> _INSTRUCTION_
Without the pictures, can you quote each line below exactly?

> _INFORMATION PROVIDED_

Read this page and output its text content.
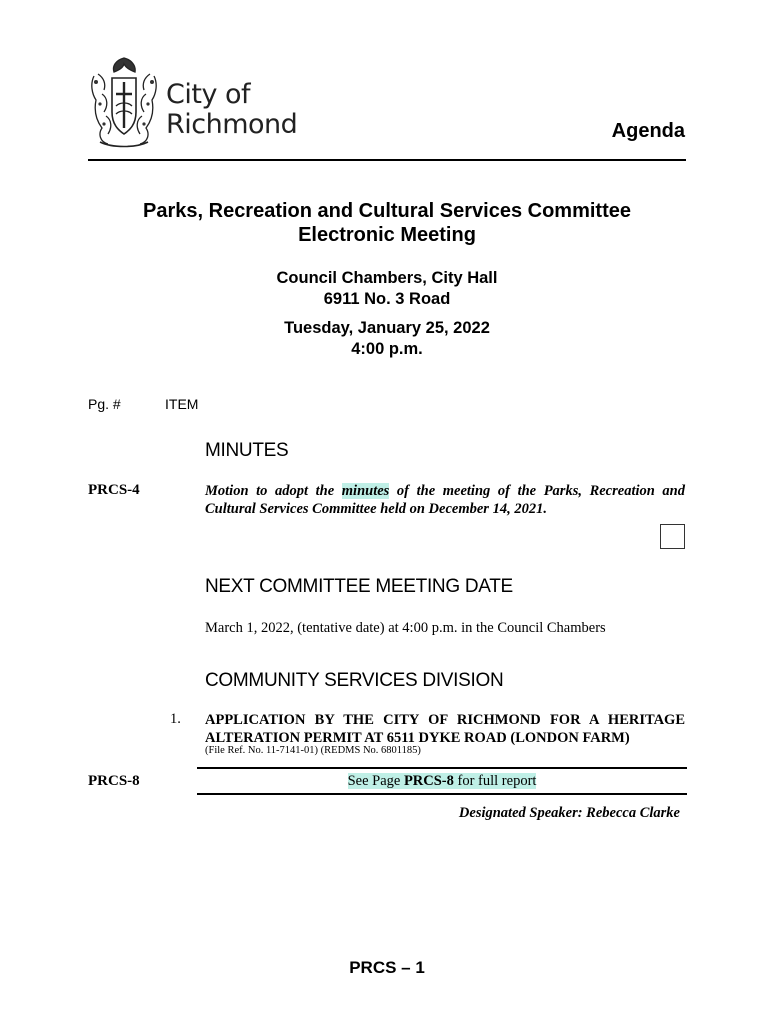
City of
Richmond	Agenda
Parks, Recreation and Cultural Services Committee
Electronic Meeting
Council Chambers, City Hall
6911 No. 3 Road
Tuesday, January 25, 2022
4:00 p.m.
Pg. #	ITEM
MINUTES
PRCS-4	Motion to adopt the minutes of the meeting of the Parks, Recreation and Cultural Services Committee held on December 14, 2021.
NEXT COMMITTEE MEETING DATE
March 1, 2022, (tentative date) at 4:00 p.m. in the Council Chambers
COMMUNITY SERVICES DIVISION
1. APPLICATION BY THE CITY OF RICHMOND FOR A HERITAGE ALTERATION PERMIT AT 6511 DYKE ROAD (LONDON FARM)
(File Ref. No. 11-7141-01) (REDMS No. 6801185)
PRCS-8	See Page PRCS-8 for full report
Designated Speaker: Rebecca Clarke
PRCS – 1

> _ANSWER FOR THE TASK_
Read this page and output its text content.
City of
Richmond	Agenda
Parks, Recreation and Cultural Services Committee
Electronic Meeting
Council Chambers, City Hall
6911 No. 3 Road
Tuesday, January 25, 2022
4:00 p.m.
Pg. #	ITEM
MINUTES
PRCS-4	Motion to adopt the minutes of the meeting of the Parks, Recreation and Cultural Services Committee held on December 14, 2021.
NEXT COMMITTEE MEETING DATE
March 1, 2022, (tentative date) at 4:00 p.m. in the Council Chambers
COMMUNITY SERVICES DIVISION
1. APPLICATION BY THE CITY OF RICHMOND FOR A HERITAGE ALTERATION PERMIT AT 6511 DYKE ROAD (LONDON FARM)
(File Ref. No. 11-7141-01) (REDMS No. 6801185)
PRCS-8	See Page PRCS-8 for full report
Designated Speaker: Rebecca Clarke
PRCS – 1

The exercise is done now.